# start of Data shown

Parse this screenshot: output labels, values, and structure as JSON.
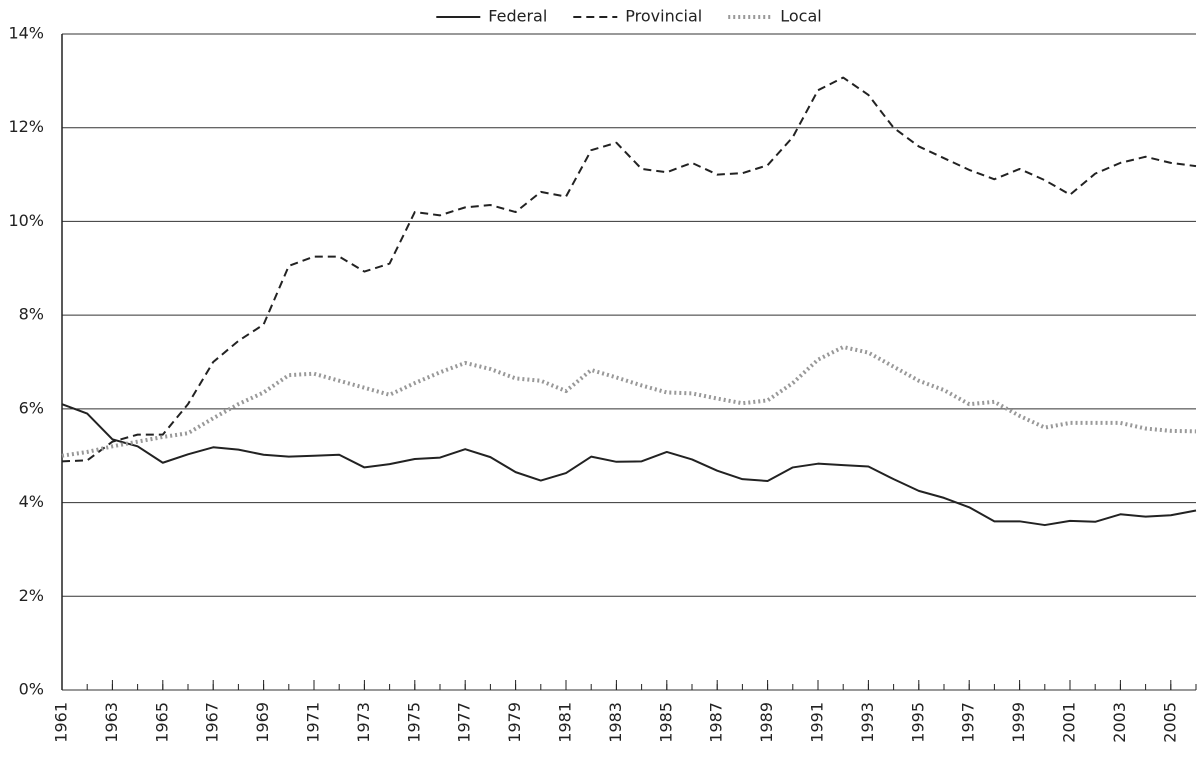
{
  "chart_data": {
    "type": "line",
    "x": [
      1961,
      1962,
      1963,
      1964,
      1965,
      1966,
      1967,
      1968,
      1969,
      1970,
      1971,
      1972,
      1973,
      1974,
      1975,
      1976,
      1977,
      1978,
      1979,
      1980,
      1981,
      1982,
      1983,
      1984,
      1985,
      1986,
      1987,
      1988,
      1989,
      1990,
      1991,
      1992,
      1993,
      1994,
      1995,
      1996,
      1997,
      1998,
      1999,
      2000,
      2001,
      2002,
      2003,
      2004,
      2005,
      2006
    ],
    "xlim": [
      1961,
      2006
    ],
    "xticks": [
      1961,
      1963,
      1965,
      1967,
      1969,
      1971,
      1973,
      1975,
      1977,
      1979,
      1981,
      1983,
      1985,
      1987,
      1989,
      1991,
      1993,
      1995,
      1997,
      1999,
      2001,
      2003,
      2005
    ],
    "ylim": [
      0,
      14
    ],
    "yticks": [
      {
        "value": 0,
        "label": "0%"
      },
      {
        "value": 2,
        "label": "2%"
      },
      {
        "value": 4,
        "label": "4%"
      },
      {
        "value": 6,
        "label": "6%"
      },
      {
        "value": 8,
        "label": "8%"
      },
      {
        "value": 10,
        "label": "10%"
      },
      {
        "value": 12,
        "label": "12%"
      },
      {
        "value": 14,
        "label": "14%"
      }
    ],
    "grid": true,
    "legend": "top",
    "series": [
      {
        "name": "Federal",
        "color": "#222222",
        "dash": "solid",
        "values": [
          6.1,
          5.9,
          5.35,
          5.2,
          4.85,
          5.03,
          5.18,
          5.13,
          5.02,
          4.98,
          5.0,
          5.02,
          4.75,
          4.82,
          4.93,
          4.96,
          5.14,
          4.97,
          4.65,
          4.47,
          4.63,
          4.98,
          4.87,
          4.88,
          5.08,
          4.92,
          4.68,
          4.5,
          4.46,
          4.75,
          4.83,
          4.8,
          4.77,
          4.5,
          4.25,
          4.1,
          3.9,
          3.6,
          3.6,
          3.52,
          3.61,
          3.59,
          3.75,
          3.7,
          3.73,
          3.83
        ]
      },
      {
        "name": "Provincial",
        "color": "#222222",
        "dash": "dashed",
        "values": [
          4.88,
          4.9,
          5.3,
          5.45,
          5.45,
          6.1,
          7.0,
          7.45,
          7.8,
          9.05,
          9.25,
          9.25,
          8.93,
          9.1,
          10.2,
          10.13,
          10.3,
          10.35,
          10.2,
          10.63,
          10.53,
          11.52,
          11.68,
          11.12,
          11.05,
          11.25,
          11.0,
          11.03,
          11.2,
          11.8,
          12.8,
          13.07,
          12.7,
          12.0,
          11.6,
          11.35,
          11.1,
          10.9,
          11.12,
          10.88,
          10.57,
          11.02,
          11.25,
          11.38,
          11.25,
          11.18
        ]
      },
      {
        "name": "Local",
        "color": "#999999",
        "dash": "dotted",
        "values": [
          5.0,
          5.08,
          5.2,
          5.3,
          5.4,
          5.48,
          5.8,
          6.1,
          6.35,
          6.72,
          6.75,
          6.6,
          6.45,
          6.3,
          6.55,
          6.78,
          6.98,
          6.85,
          6.65,
          6.6,
          6.38,
          6.83,
          6.67,
          6.5,
          6.35,
          6.33,
          6.22,
          6.12,
          6.18,
          6.55,
          7.05,
          7.32,
          7.2,
          6.9,
          6.6,
          6.4,
          6.1,
          6.15,
          5.85,
          5.6,
          5.7,
          5.7,
          5.7,
          5.58,
          5.53,
          5.52
        ]
      }
    ]
  }
}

# end of Data shown

• _Directions for this task_
Take the data above and repeat it exactly, leaving each picture out.

• _The response_
Parse this screenshot: output labels, values, and structure as JSON.
{
  "chart_data": {
    "type": "line",
    "x": [
      1961,
      1962,
      1963,
      1964,
      1965,
      1966,
      1967,
      1968,
      1969,
      1970,
      1971,
      1972,
      1973,
      1974,
      1975,
      1976,
      1977,
      1978,
      1979,
      1980,
      1981,
      1982,
      1983,
      1984,
      1985,
      1986,
      1987,
      1988,
      1989,
      1990,
      1991,
      1992,
      1993,
      1994,
      1995,
      1996,
      1997,
      1998,
      1999,
      2000,
      2001,
      2002,
      2003,
      2004,
      2005,
      2006
    ],
    "xlim": [
      1961,
      2006
    ],
    "xticks": [
      1961,
      1963,
      1965,
      1967,
      1969,
      1971,
      1973,
      1975,
      1977,
      1979,
      1981,
      1983,
      1985,
      1987,
      1989,
      1991,
      1993,
      1995,
      1997,
      1999,
      2001,
      2003,
      2005
    ],
    "ylim": [
      0,
      14
    ],
    "yticks": [
      {
        "value": 0,
        "label": "0%"
      },
      {
        "value": 2,
        "label": "2%"
      },
      {
        "value": 4,
        "label": "4%"
      },
      {
        "value": 6,
        "label": "6%"
      },
      {
        "value": 8,
        "label": "8%"
      },
      {
        "value": 10,
        "label": "10%"
      },
      {
        "value": 12,
        "label": "12%"
      },
      {
        "value": 14,
        "label": "14%"
      }
    ],
    "grid": true,
    "legend": "top",
    "series": [
      {
        "name": "Federal",
        "color": "#222222",
        "dash": "solid",
        "values": [
          6.1,
          5.9,
          5.35,
          5.2,
          4.85,
          5.03,
          5.18,
          5.13,
          5.02,
          4.98,
          5.0,
          5.02,
          4.75,
          4.82,
          4.93,
          4.96,
          5.14,
          4.97,
          4.65,
          4.47,
          4.63,
          4.98,
          4.87,
          4.88,
          5.08,
          4.92,
          4.68,
          4.5,
          4.46,
          4.75,
          4.83,
          4.8,
          4.77,
          4.5,
          4.25,
          4.1,
          3.9,
          3.6,
          3.6,
          3.52,
          3.61,
          3.59,
          3.75,
          3.7,
          3.73,
          3.83
        ]
      },
      {
        "name": "Provincial",
        "color": "#222222",
        "dash": "dashed",
        "values": [
          4.88,
          4.9,
          5.3,
          5.45,
          5.45,
          6.1,
          7.0,
          7.45,
          7.8,
          9.05,
          9.25,
          9.25,
          8.93,
          9.1,
          10.2,
          10.13,
          10.3,
          10.35,
          10.2,
          10.63,
          10.53,
          11.52,
          11.68,
          11.12,
          11.05,
          11.25,
          11.0,
          11.03,
          11.2,
          11.8,
          12.8,
          13.07,
          12.7,
          12.0,
          11.6,
          11.35,
          11.1,
          10.9,
          11.12,
          10.88,
          10.57,
          11.02,
          11.25,
          11.38,
          11.25,
          11.18
        ]
      },
      {
        "name": "Local",
        "color": "#999999",
        "dash": "dotted",
        "values": [
          5.0,
          5.08,
          5.2,
          5.3,
          5.4,
          5.48,
          5.8,
          6.1,
          6.35,
          6.72,
          6.75,
          6.6,
          6.45,
          6.3,
          6.55,
          6.78,
          6.98,
          6.85,
          6.65,
          6.6,
          6.38,
          6.83,
          6.67,
          6.5,
          6.35,
          6.33,
          6.22,
          6.12,
          6.18,
          6.55,
          7.05,
          7.32,
          7.2,
          6.9,
          6.6,
          6.4,
          6.1,
          6.15,
          5.85,
          5.6,
          5.7,
          5.7,
          5.7,
          5.58,
          5.53,
          5.52
        ]
      }
    ]
  }
}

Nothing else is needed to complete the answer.